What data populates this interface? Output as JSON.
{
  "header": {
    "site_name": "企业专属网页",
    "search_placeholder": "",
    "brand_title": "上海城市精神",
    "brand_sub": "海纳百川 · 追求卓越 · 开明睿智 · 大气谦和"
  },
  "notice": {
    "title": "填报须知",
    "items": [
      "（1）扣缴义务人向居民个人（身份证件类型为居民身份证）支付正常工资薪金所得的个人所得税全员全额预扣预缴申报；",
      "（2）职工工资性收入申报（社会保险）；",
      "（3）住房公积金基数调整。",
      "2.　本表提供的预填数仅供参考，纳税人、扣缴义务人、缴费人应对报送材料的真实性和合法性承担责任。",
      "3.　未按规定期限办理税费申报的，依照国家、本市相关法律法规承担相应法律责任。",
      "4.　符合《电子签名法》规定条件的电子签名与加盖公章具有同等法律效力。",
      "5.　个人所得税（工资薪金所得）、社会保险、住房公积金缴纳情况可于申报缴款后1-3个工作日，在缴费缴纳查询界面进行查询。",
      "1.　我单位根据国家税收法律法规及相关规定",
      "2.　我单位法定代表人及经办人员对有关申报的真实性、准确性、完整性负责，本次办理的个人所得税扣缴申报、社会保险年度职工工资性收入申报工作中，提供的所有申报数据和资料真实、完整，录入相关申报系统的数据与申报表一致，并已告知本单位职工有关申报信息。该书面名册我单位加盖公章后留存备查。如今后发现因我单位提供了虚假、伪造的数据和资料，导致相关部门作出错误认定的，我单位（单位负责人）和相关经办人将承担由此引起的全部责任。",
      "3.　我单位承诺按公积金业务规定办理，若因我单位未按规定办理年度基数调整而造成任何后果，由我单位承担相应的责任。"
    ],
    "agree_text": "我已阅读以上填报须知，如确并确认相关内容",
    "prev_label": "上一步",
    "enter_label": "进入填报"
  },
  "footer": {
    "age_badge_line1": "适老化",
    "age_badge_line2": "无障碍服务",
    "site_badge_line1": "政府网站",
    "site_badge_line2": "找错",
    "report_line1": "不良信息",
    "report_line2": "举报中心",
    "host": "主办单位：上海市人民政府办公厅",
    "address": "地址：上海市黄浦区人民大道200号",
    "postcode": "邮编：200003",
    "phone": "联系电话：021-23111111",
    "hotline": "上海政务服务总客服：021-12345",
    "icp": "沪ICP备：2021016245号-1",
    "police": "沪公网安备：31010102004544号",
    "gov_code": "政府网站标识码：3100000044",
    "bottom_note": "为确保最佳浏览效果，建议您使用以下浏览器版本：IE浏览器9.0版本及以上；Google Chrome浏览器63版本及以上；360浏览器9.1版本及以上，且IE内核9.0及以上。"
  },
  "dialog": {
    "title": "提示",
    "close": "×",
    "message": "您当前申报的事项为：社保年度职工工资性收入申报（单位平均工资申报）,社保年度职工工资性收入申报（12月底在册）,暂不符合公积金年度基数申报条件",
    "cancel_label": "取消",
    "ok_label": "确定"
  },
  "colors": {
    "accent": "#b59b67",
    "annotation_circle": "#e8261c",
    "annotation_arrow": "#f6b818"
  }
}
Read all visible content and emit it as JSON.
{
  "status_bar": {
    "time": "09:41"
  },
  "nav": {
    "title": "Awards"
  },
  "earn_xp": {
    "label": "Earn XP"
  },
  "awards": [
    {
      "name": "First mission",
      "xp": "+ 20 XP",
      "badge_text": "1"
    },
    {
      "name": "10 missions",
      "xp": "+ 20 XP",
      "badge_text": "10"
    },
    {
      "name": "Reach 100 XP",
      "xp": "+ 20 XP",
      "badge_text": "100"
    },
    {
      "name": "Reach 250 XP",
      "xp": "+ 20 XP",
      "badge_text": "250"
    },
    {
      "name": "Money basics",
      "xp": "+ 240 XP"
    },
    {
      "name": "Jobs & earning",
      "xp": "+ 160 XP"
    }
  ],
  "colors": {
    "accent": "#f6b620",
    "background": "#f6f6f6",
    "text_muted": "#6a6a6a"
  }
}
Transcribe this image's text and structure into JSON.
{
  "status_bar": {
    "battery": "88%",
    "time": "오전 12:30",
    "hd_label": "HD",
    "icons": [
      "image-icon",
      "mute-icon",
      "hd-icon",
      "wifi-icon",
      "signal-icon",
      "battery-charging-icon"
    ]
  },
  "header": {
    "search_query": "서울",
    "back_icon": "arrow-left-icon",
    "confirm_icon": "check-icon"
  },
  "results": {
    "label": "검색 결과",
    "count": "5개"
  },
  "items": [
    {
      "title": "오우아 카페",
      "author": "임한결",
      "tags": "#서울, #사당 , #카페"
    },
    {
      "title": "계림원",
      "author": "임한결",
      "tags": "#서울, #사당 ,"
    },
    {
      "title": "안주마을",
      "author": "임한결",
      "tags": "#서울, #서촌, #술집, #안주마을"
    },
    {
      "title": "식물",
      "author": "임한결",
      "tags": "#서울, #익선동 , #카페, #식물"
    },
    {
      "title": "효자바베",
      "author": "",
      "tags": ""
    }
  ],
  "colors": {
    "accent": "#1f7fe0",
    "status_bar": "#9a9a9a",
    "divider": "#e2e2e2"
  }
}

########

(What is being asked) Copy all the lines above that hold the string "accent".

(Response for this exercise)
    "accent": "#b59b67",
    "accent": "#f6b620",
    "accent": "#1f7fe0",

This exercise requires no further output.